◆ DATA ◆
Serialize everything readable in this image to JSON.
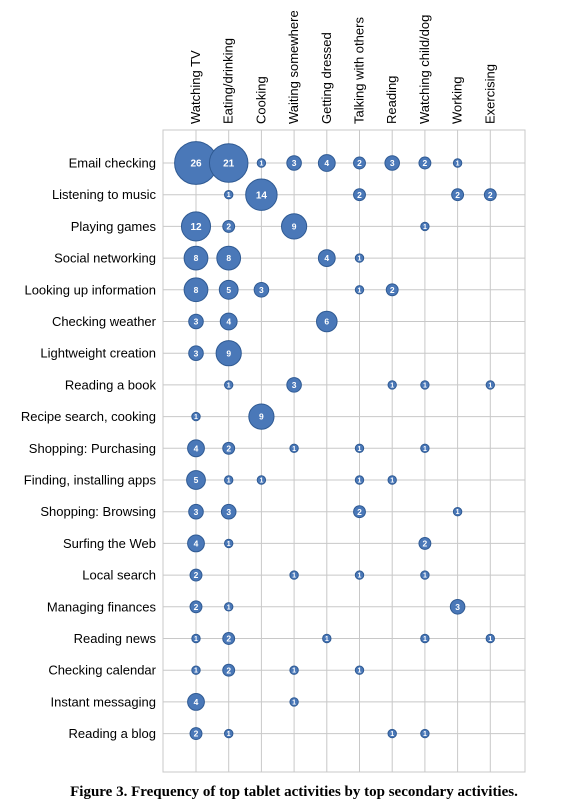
{
  "caption": "Figure 3. Frequency of top tablet activities by top secondary activities.",
  "chart_data": {
    "type": "scatter",
    "encoding": "bubble",
    "title": "",
    "x_categories": [
      "Watching TV",
      "Eating/drinking",
      "Cooking",
      "Waiting somewhere",
      "Getting dressed",
      "Talking with others",
      "Reading",
      "Watching child/dog",
      "Working",
      "Exercising"
    ],
    "y_categories": [
      "Email checking",
      "Listening to music",
      "Playing games",
      "Social networking",
      "Looking up information",
      "Checking weather",
      "Lightweight creation",
      "Reading a book",
      "Recipe search, cooking",
      "Shopping: Purchasing",
      "Finding, installing apps",
      "Shopping: Browsing",
      "Surfing the Web",
      "Local search",
      "Managing finances",
      "Reading news",
      "Checking calendar",
      "Instant messaging",
      "Reading a blog"
    ],
    "points": [
      {
        "row": 0,
        "col": 0,
        "value": 26
      },
      {
        "row": 0,
        "col": 1,
        "value": 21
      },
      {
        "row": 0,
        "col": 2,
        "value": 1
      },
      {
        "row": 0,
        "col": 3,
        "value": 3
      },
      {
        "row": 0,
        "col": 4,
        "value": 4
      },
      {
        "row": 0,
        "col": 5,
        "value": 2
      },
      {
        "row": 0,
        "col": 6,
        "value": 3
      },
      {
        "row": 0,
        "col": 7,
        "value": 2
      },
      {
        "row": 0,
        "col": 8,
        "value": 1
      },
      {
        "row": 1,
        "col": 1,
        "value": 1
      },
      {
        "row": 1,
        "col": 2,
        "value": 14
      },
      {
        "row": 1,
        "col": 5,
        "value": 2
      },
      {
        "row": 1,
        "col": 8,
        "value": 2
      },
      {
        "row": 1,
        "col": 9,
        "value": 2
      },
      {
        "row": 2,
        "col": 0,
        "value": 12
      },
      {
        "row": 2,
        "col": 1,
        "value": 2
      },
      {
        "row": 2,
        "col": 3,
        "value": 9
      },
      {
        "row": 2,
        "col": 7,
        "value": 1
      },
      {
        "row": 3,
        "col": 0,
        "value": 8
      },
      {
        "row": 3,
        "col": 1,
        "value": 8
      },
      {
        "row": 3,
        "col": 4,
        "value": 4
      },
      {
        "row": 3,
        "col": 5,
        "value": 1
      },
      {
        "row": 4,
        "col": 0,
        "value": 8
      },
      {
        "row": 4,
        "col": 1,
        "value": 5
      },
      {
        "row": 4,
        "col": 2,
        "value": 3
      },
      {
        "row": 4,
        "col": 5,
        "value": 1
      },
      {
        "row": 4,
        "col": 6,
        "value": 2
      },
      {
        "row": 5,
        "col": 0,
        "value": 3
      },
      {
        "row": 5,
        "col": 1,
        "value": 4
      },
      {
        "row": 5,
        "col": 4,
        "value": 6
      },
      {
        "row": 6,
        "col": 0,
        "value": 3
      },
      {
        "row": 6,
        "col": 1,
        "value": 9
      },
      {
        "row": 7,
        "col": 1,
        "value": 1
      },
      {
        "row": 7,
        "col": 3,
        "value": 3
      },
      {
        "row": 7,
        "col": 6,
        "value": 1
      },
      {
        "row": 7,
        "col": 7,
        "value": 1
      },
      {
        "row": 7,
        "col": 9,
        "value": 1
      },
      {
        "row": 8,
        "col": 0,
        "value": 1
      },
      {
        "row": 8,
        "col": 2,
        "value": 9
      },
      {
        "row": 9,
        "col": 0,
        "value": 4
      },
      {
        "row": 9,
        "col": 1,
        "value": 2
      },
      {
        "row": 9,
        "col": 3,
        "value": 1
      },
      {
        "row": 9,
        "col": 5,
        "value": 1
      },
      {
        "row": 9,
        "col": 7,
        "value": 1
      },
      {
        "row": 10,
        "col": 0,
        "value": 5
      },
      {
        "row": 10,
        "col": 1,
        "value": 1
      },
      {
        "row": 10,
        "col": 2,
        "value": 1
      },
      {
        "row": 10,
        "col": 5,
        "value": 1
      },
      {
        "row": 10,
        "col": 6,
        "value": 1
      },
      {
        "row": 11,
        "col": 0,
        "value": 3
      },
      {
        "row": 11,
        "col": 1,
        "value": 3
      },
      {
        "row": 11,
        "col": 5,
        "value": 2
      },
      {
        "row": 11,
        "col": 8,
        "value": 1
      },
      {
        "row": 12,
        "col": 0,
        "value": 4
      },
      {
        "row": 12,
        "col": 1,
        "value": 1
      },
      {
        "row": 12,
        "col": 7,
        "value": 2
      },
      {
        "row": 13,
        "col": 0,
        "value": 2
      },
      {
        "row": 13,
        "col": 3,
        "value": 1
      },
      {
        "row": 13,
        "col": 5,
        "value": 1
      },
      {
        "row": 13,
        "col": 7,
        "value": 1
      },
      {
        "row": 14,
        "col": 0,
        "value": 2
      },
      {
        "row": 14,
        "col": 1,
        "value": 1
      },
      {
        "row": 14,
        "col": 8,
        "value": 3
      },
      {
        "row": 15,
        "col": 0,
        "value": 1
      },
      {
        "row": 15,
        "col": 1,
        "value": 2
      },
      {
        "row": 15,
        "col": 4,
        "value": 1
      },
      {
        "row": 15,
        "col": 7,
        "value": 1
      },
      {
        "row": 15,
        "col": 9,
        "value": 1
      },
      {
        "row": 16,
        "col": 0,
        "value": 1
      },
      {
        "row": 16,
        "col": 1,
        "value": 2
      },
      {
        "row": 16,
        "col": 3,
        "value": 1
      },
      {
        "row": 16,
        "col": 5,
        "value": 1
      },
      {
        "row": 17,
        "col": 0,
        "value": 4
      },
      {
        "row": 17,
        "col": 3,
        "value": 1
      },
      {
        "row": 18,
        "col": 0,
        "value": 2
      },
      {
        "row": 18,
        "col": 1,
        "value": 1
      },
      {
        "row": 18,
        "col": 6,
        "value": 1
      },
      {
        "row": 18,
        "col": 7,
        "value": 1
      }
    ],
    "grid": true,
    "bubble_color": "#4a78b8",
    "bubble_stroke": "#2f5a93",
    "grid_color": "#c8c8c8"
  }
}
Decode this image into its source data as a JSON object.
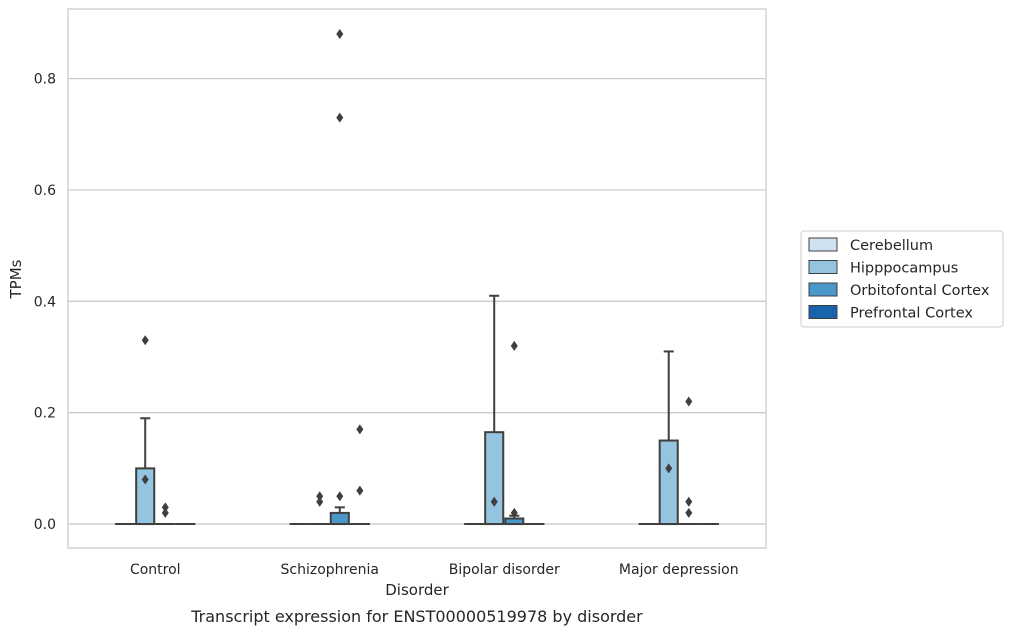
{
  "chart_data": {
    "type": "box",
    "caption": "Transcript expression for ENST00000519978 by disorder",
    "xlabel": "Disorder",
    "ylabel": "TPMs",
    "ylim": [
      -0.043,
      0.925
    ],
    "yticks": [
      0.0,
      0.2,
      0.4,
      0.6,
      0.8
    ],
    "ytick_labels": [
      "0.0",
      "0.2",
      "0.4",
      "0.6",
      "0.8"
    ],
    "grid": "horizontal",
    "legend_position": "right",
    "categories": [
      "Control",
      "Schizophrenia",
      "Bipolar disorder",
      "Major depression"
    ],
    "series": [
      {
        "name": "Cerebellum",
        "color": "#d0e1f2",
        "boxes": [
          {
            "q1": 0,
            "median": 0,
            "q3": 0,
            "whisker_low": 0,
            "whisker_high": 0,
            "outliers": []
          },
          {
            "q1": 0,
            "median": 0,
            "q3": 0,
            "whisker_low": 0,
            "whisker_high": 0,
            "outliers": []
          },
          {
            "q1": 0,
            "median": 0,
            "q3": 0,
            "whisker_low": 0,
            "whisker_high": 0,
            "outliers": []
          },
          {
            "q1": 0,
            "median": 0,
            "q3": 0,
            "whisker_low": 0,
            "whisker_high": 0,
            "outliers": []
          }
        ]
      },
      {
        "name": "Hipppocampus",
        "color": "#94c4df",
        "boxes": [
          {
            "q1": 0,
            "median": 0,
            "q3": 0.1,
            "whisker_low": 0,
            "whisker_high": 0.19,
            "outliers": [
              0.08,
              0.33
            ]
          },
          {
            "q1": 0,
            "median": 0,
            "q3": 0,
            "whisker_low": 0,
            "whisker_high": 0,
            "outliers": [
              0.05,
              0.04
            ]
          },
          {
            "q1": 0,
            "median": 0,
            "q3": 0.165,
            "whisker_low": 0,
            "whisker_high": 0.41,
            "outliers": [
              0.04
            ]
          },
          {
            "q1": 0,
            "median": 0,
            "q3": 0.15,
            "whisker_low": 0,
            "whisker_high": 0.31,
            "outliers": [
              0.1
            ]
          }
        ]
      },
      {
        "name": "Orbitofontal Cortex",
        "color": "#4a98c9",
        "boxes": [
          {
            "q1": 0,
            "median": 0,
            "q3": 0,
            "whisker_low": 0,
            "whisker_high": 0,
            "outliers": [
              0.03,
              0.02
            ]
          },
          {
            "q1": 0,
            "median": 0,
            "q3": 0.02,
            "whisker_low": 0,
            "whisker_high": 0.03,
            "outliers": [
              0.88,
              0.73,
              0.05
            ]
          },
          {
            "q1": 0,
            "median": 0,
            "q3": 0.01,
            "whisker_low": 0,
            "whisker_high": 0.015,
            "outliers": [
              0.32,
              0.02
            ]
          },
          {
            "q1": 0,
            "median": 0,
            "q3": 0,
            "whisker_low": 0,
            "whisker_high": 0,
            "outliers": [
              0.22,
              0.04,
              0.02
            ]
          }
        ]
      },
      {
        "name": "Prefrontal Cortex",
        "color": "#1764ab",
        "boxes": [
          {
            "q1": 0,
            "median": 0,
            "q3": 0,
            "whisker_low": 0,
            "whisker_high": 0,
            "outliers": []
          },
          {
            "q1": 0,
            "median": 0,
            "q3": 0,
            "whisker_low": 0,
            "whisker_high": 0,
            "outliers": [
              0.17,
              0.06
            ]
          },
          {
            "q1": 0,
            "median": 0,
            "q3": 0,
            "whisker_low": 0,
            "whisker_high": 0,
            "outliers": []
          },
          {
            "q1": 0,
            "median": 0,
            "q3": 0,
            "whisker_low": 0,
            "whisker_high": 0,
            "outliers": []
          }
        ]
      }
    ]
  }
}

◆ PROBLEM STATEMENT ◆
Track down every line of the material containing the string "Reading", and copy it.

◆ SOLUTION TO THIS EXERCISE ◆
      "Reading",
      "Reading a book",
      "Reading news",
      "Reading a blog"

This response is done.